_EXTRACTED MATERIAL_:
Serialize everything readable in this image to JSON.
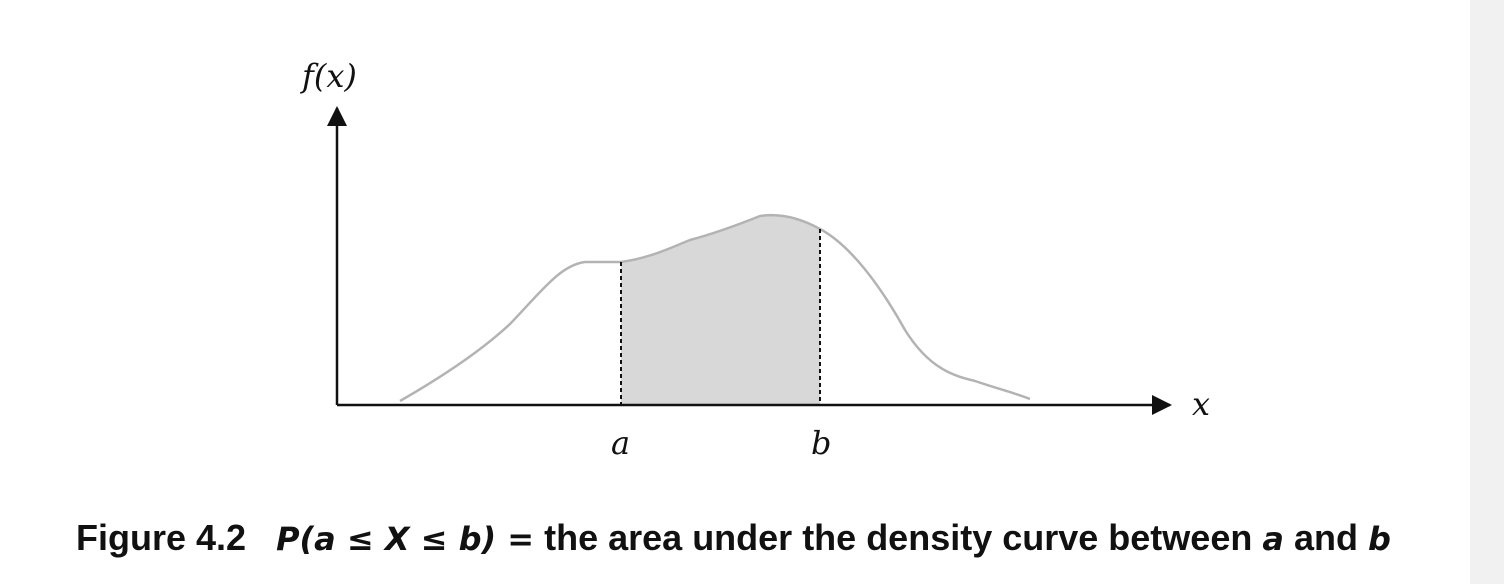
{
  "axes": {
    "y_label": "f(x)",
    "x_label": "x"
  },
  "markers": {
    "a_label": "a",
    "b_label": "b"
  },
  "caption": {
    "figure_number": "Figure 4.2",
    "expression": "P(a ≤ X ≤ b) =",
    "text": "the area under the density curve between",
    "var_a": "a",
    "conjunction": "and",
    "var_b": "b"
  },
  "colors": {
    "curve": "#b3b3b3",
    "shaded_region": "#d8d8d8",
    "axis": "#111111",
    "dashed_line": "#111111"
  }
}
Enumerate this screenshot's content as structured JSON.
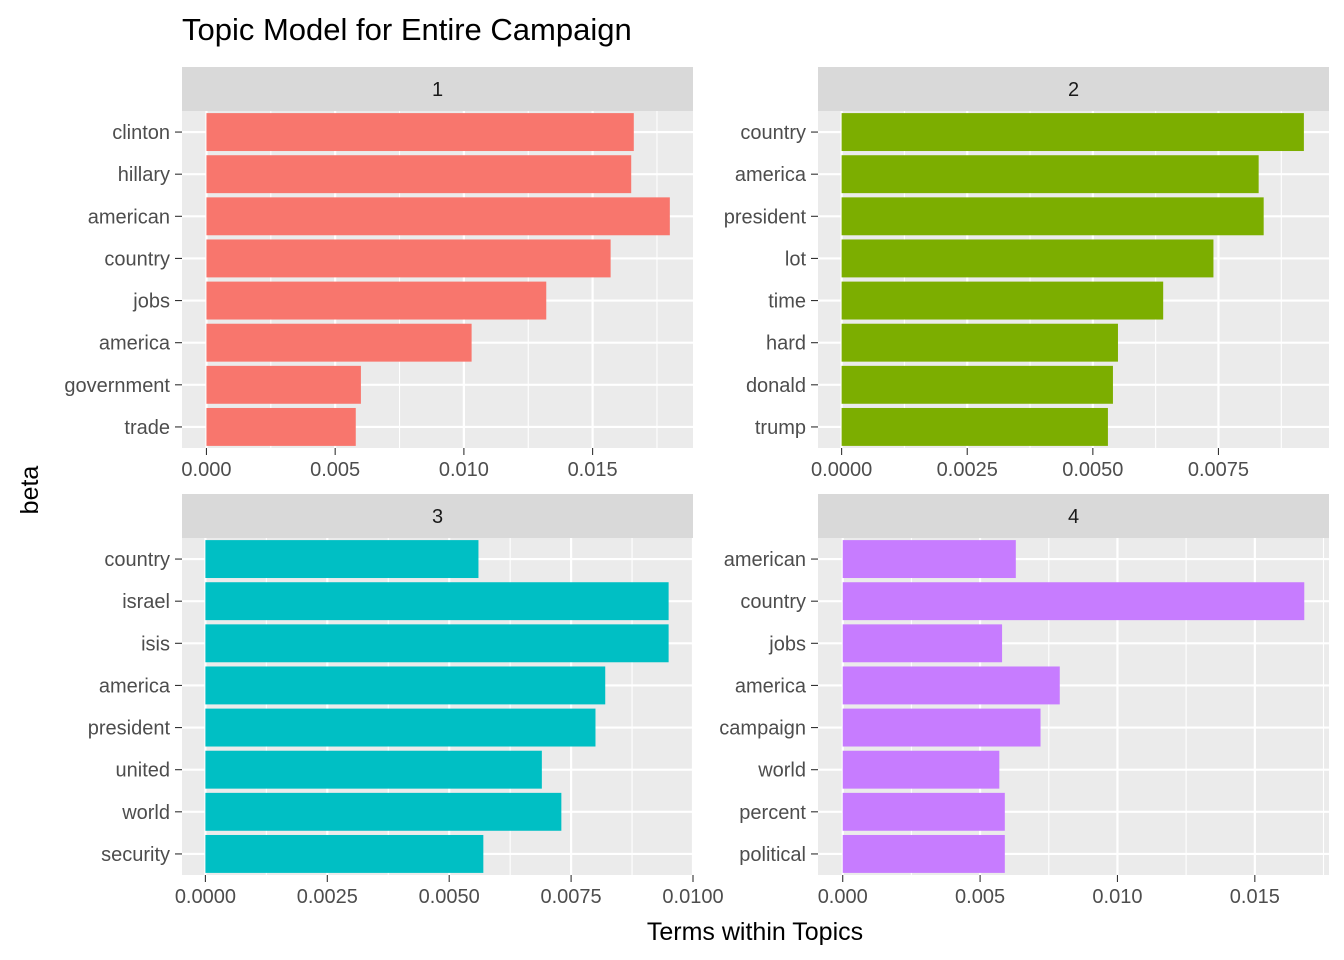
{
  "colors": {
    "panel_background": "#EBEBEB",
    "strip_background": "#D9D9D9",
    "grid_line": "#FFFFFF",
    "tick_mark": "#333333",
    "tick_text": "#4D4D4D"
  },
  "chart_data": {
    "type": "bar",
    "orientation": "horizontal",
    "facet_layout": "2x2",
    "scales": "free",
    "legend": "none",
    "grid": true,
    "title": "Topic Model for Entire Campaign",
    "xlabel": "Terms within Topics",
    "ylabel": "beta",
    "panels": [
      {
        "label": "1",
        "color": "#F8766D",
        "xlim": [
          -0.00095,
          0.0189
        ],
        "xticks": [
          0.0,
          0.005,
          0.01,
          0.015
        ],
        "xtick_labels": [
          "0.000",
          "0.005",
          "0.010",
          "0.015"
        ],
        "categories": [
          "clinton",
          "hillary",
          "american",
          "country",
          "jobs",
          "america",
          "government",
          "trade"
        ],
        "values": [
          0.0166,
          0.0165,
          0.018,
          0.0157,
          0.0132,
          0.0103,
          0.006,
          0.0058
        ]
      },
      {
        "label": "2",
        "color": "#7CAE00",
        "xlim": [
          -0.00047,
          0.0097
        ],
        "xticks": [
          0.0,
          0.0025,
          0.005,
          0.0075
        ],
        "xtick_labels": [
          "0.0000",
          "0.0025",
          "0.0050",
          "0.0075"
        ],
        "categories": [
          "country",
          "america",
          "president",
          "lot",
          "time",
          "hard",
          "donald",
          "trump"
        ],
        "values": [
          0.0092,
          0.0083,
          0.0084,
          0.0074,
          0.0064,
          0.0055,
          0.0054,
          0.0053
        ]
      },
      {
        "label": "3",
        "color": "#00BFC4",
        "xlim": [
          -0.00048,
          0.01
        ],
        "xticks": [
          0.0,
          0.0025,
          0.005,
          0.0075,
          0.01
        ],
        "xtick_labels": [
          "0.0000",
          "0.0025",
          "0.0050",
          "0.0075",
          "0.0100"
        ],
        "categories": [
          "country",
          "israel",
          "isis",
          "america",
          "president",
          "united",
          "world",
          "security"
        ],
        "values": [
          0.0056,
          0.0095,
          0.0095,
          0.0082,
          0.008,
          0.0069,
          0.0073,
          0.0057
        ]
      },
      {
        "label": "4",
        "color": "#C77CFF",
        "xlim": [
          -0.0009,
          0.0177
        ],
        "xticks": [
          0.0,
          0.005,
          0.01,
          0.015
        ],
        "xtick_labels": [
          "0.000",
          "0.005",
          "0.010",
          "0.015"
        ],
        "categories": [
          "american",
          "country",
          "jobs",
          "america",
          "campaign",
          "world",
          "percent",
          "political"
        ],
        "values": [
          0.0063,
          0.0168,
          0.0058,
          0.0079,
          0.0072,
          0.0057,
          0.0059,
          0.0059
        ]
      }
    ]
  }
}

_TASK PROMPT_: Repeat each entry exactly. Pictures do not belong in the copy.

_ANSWER TO THIS TASK_:
Serialize everything readable in this image to JSON.
{
  "axes": {
    "y_label": "f(x)",
    "x_label": "x"
  },
  "markers": {
    "a_label": "a",
    "b_label": "b"
  },
  "caption": {
    "figure_number": "Figure 4.2",
    "expression": "P(a ≤ X ≤ b) =",
    "text": "the area under the density curve between",
    "var_a": "a",
    "conjunction": "and",
    "var_b": "b"
  },
  "colors": {
    "curve": "#b3b3b3",
    "shaded_region": "#d8d8d8",
    "axis": "#111111",
    "dashed_line": "#111111"
  }
}
Enumerate this screenshot's content as structured JSON.
{
  "colors": {
    "panel_background": "#EBEBEB",
    "strip_background": "#D9D9D9",
    "grid_line": "#FFFFFF",
    "tick_mark": "#333333",
    "tick_text": "#4D4D4D"
  },
  "chart_data": {
    "type": "bar",
    "orientation": "horizontal",
    "facet_layout": "2x2",
    "scales": "free",
    "legend": "none",
    "grid": true,
    "title": "Topic Model for Entire Campaign",
    "xlabel": "Terms within Topics",
    "ylabel": "beta",
    "panels": [
      {
        "label": "1",
        "color": "#F8766D",
        "xlim": [
          -0.00095,
          0.0189
        ],
        "xticks": [
          0.0,
          0.005,
          0.01,
          0.015
        ],
        "xtick_labels": [
          "0.000",
          "0.005",
          "0.010",
          "0.015"
        ],
        "categories": [
          "clinton",
          "hillary",
          "american",
          "country",
          "jobs",
          "america",
          "government",
          "trade"
        ],
        "values": [
          0.0166,
          0.0165,
          0.018,
          0.0157,
          0.0132,
          0.0103,
          0.006,
          0.0058
        ]
      },
      {
        "label": "2",
        "color": "#7CAE00",
        "xlim": [
          -0.00047,
          0.0097
        ],
        "xticks": [
          0.0,
          0.0025,
          0.005,
          0.0075
        ],
        "xtick_labels": [
          "0.0000",
          "0.0025",
          "0.0050",
          "0.0075"
        ],
        "categories": [
          "country",
          "america",
          "president",
          "lot",
          "time",
          "hard",
          "donald",
          "trump"
        ],
        "values": [
          0.0092,
          0.0083,
          0.0084,
          0.0074,
          0.0064,
          0.0055,
          0.0054,
          0.0053
        ]
      },
      {
        "label": "3",
        "color": "#00BFC4",
        "xlim": [
          -0.00048,
          0.01
        ],
        "xticks": [
          0.0,
          0.0025,
          0.005,
          0.0075,
          0.01
        ],
        "xtick_labels": [
          "0.0000",
          "0.0025",
          "0.0050",
          "0.0075",
          "0.0100"
        ],
        "categories": [
          "country",
          "israel",
          "isis",
          "america",
          "president",
          "united",
          "world",
          "security"
        ],
        "values": [
          0.0056,
          0.0095,
          0.0095,
          0.0082,
          0.008,
          0.0069,
          0.0073,
          0.0057
        ]
      },
      {
        "label": "4",
        "color": "#C77CFF",
        "xlim": [
          -0.0009,
          0.0177
        ],
        "xticks": [
          0.0,
          0.005,
          0.01,
          0.015
        ],
        "xtick_labels": [
          "0.000",
          "0.005",
          "0.010",
          "0.015"
        ],
        "categories": [
          "american",
          "country",
          "jobs",
          "america",
          "campaign",
          "world",
          "percent",
          "political"
        ],
        "values": [
          0.0063,
          0.0168,
          0.0058,
          0.0079,
          0.0072,
          0.0057,
          0.0059,
          0.0059
        ]
      }
    ]
  }
}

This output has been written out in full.